─── RAW DATA

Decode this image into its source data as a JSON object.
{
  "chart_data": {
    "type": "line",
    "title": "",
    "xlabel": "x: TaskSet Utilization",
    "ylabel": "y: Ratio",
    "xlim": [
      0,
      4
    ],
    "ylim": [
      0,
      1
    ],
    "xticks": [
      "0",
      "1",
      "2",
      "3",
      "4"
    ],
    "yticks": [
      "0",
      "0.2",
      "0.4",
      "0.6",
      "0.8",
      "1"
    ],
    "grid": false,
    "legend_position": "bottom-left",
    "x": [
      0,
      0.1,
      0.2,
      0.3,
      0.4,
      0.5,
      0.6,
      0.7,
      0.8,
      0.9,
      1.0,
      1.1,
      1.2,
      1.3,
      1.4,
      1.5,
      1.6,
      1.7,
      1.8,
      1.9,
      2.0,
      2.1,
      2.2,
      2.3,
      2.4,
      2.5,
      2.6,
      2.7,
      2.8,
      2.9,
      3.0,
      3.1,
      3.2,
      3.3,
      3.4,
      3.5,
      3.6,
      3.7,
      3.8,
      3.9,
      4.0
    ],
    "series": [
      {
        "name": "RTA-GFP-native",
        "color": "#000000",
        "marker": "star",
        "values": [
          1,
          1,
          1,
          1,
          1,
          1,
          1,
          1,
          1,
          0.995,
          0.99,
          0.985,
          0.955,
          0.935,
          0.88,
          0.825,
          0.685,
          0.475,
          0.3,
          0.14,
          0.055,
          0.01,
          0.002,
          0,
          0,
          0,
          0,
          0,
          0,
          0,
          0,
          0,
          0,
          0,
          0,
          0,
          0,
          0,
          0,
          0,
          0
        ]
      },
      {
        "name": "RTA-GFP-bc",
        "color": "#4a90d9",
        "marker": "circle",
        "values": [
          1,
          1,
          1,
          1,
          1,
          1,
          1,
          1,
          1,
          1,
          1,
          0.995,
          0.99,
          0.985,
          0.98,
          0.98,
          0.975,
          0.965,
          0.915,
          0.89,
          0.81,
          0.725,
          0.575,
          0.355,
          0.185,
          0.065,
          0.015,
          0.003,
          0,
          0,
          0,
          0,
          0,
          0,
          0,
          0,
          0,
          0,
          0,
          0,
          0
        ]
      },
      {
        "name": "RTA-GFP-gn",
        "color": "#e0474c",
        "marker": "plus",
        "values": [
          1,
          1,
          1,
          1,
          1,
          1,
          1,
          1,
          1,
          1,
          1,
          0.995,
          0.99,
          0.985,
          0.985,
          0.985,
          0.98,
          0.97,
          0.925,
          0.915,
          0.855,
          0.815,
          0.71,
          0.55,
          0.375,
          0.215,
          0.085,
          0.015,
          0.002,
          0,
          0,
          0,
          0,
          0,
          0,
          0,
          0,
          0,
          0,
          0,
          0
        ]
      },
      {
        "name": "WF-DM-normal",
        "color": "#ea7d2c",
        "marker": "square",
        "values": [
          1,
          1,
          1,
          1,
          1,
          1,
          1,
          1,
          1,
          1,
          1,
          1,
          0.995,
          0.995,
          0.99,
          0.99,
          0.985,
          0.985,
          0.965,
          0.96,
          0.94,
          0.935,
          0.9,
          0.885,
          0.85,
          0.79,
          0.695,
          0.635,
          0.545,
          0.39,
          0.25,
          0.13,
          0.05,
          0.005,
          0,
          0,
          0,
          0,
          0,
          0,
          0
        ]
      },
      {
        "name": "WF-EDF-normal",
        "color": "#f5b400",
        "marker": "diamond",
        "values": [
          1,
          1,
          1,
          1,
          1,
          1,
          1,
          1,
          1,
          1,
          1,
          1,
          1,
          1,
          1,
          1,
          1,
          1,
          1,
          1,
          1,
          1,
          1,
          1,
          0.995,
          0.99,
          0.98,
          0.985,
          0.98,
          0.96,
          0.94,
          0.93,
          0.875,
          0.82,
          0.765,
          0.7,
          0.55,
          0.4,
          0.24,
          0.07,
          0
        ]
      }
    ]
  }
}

──────
─── RAW DATA

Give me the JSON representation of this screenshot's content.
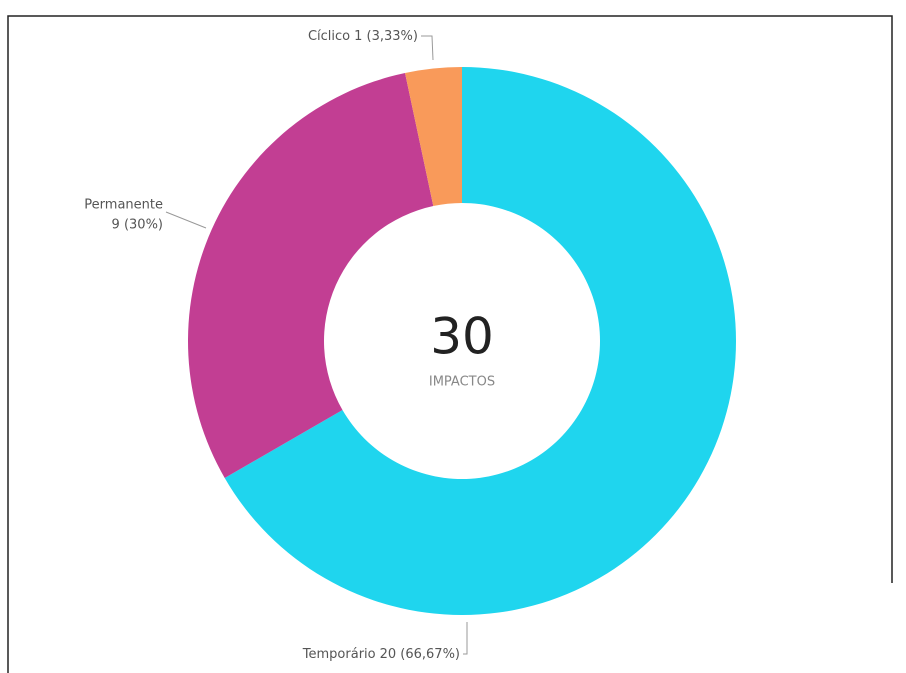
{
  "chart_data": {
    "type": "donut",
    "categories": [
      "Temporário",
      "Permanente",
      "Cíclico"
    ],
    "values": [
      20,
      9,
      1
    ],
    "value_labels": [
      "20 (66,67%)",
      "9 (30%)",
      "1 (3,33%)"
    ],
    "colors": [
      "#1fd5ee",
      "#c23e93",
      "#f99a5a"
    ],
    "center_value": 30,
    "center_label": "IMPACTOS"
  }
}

──────
─── RAW DATA

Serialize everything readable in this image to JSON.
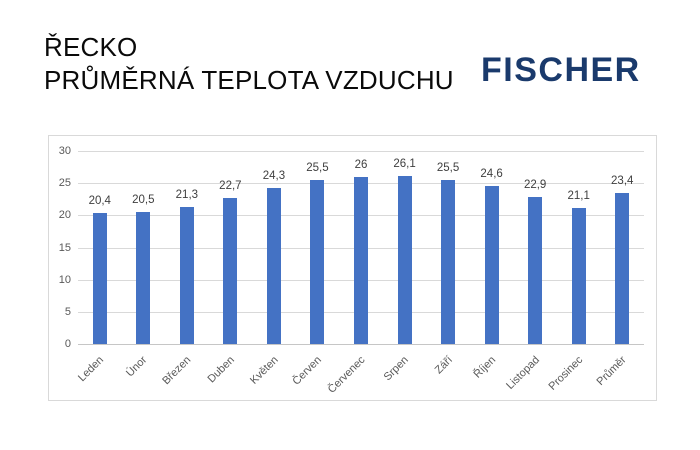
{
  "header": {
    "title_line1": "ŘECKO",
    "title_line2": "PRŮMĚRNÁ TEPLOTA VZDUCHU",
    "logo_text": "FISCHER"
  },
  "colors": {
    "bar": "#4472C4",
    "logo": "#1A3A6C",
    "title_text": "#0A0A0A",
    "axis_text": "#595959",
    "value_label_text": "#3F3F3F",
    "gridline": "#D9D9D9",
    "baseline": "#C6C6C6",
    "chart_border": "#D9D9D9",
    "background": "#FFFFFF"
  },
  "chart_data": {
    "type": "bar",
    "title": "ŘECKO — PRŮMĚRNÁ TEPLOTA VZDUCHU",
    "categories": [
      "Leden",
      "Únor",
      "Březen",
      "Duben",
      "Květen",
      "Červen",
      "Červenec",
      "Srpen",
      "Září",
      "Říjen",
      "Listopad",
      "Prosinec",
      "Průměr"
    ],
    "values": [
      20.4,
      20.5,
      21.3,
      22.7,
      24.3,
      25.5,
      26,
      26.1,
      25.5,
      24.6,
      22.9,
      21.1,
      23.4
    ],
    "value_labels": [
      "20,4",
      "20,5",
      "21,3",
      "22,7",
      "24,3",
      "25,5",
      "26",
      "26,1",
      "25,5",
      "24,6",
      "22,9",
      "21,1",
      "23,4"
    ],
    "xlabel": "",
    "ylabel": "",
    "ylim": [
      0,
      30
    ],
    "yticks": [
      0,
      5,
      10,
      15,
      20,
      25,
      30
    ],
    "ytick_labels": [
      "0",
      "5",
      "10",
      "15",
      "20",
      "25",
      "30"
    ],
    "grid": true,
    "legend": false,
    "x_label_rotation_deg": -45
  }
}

──────

GOAL:
Copy all lines from the material that include "TEPLOTA".

CORRECT ANSWER:
    "title_line2": "PRŮMĚRNÁ TEPLOTA VZDUCHU",
    "title": "ŘECKO — PRŮMĚRNÁ TEPLOTA VZDUCHU",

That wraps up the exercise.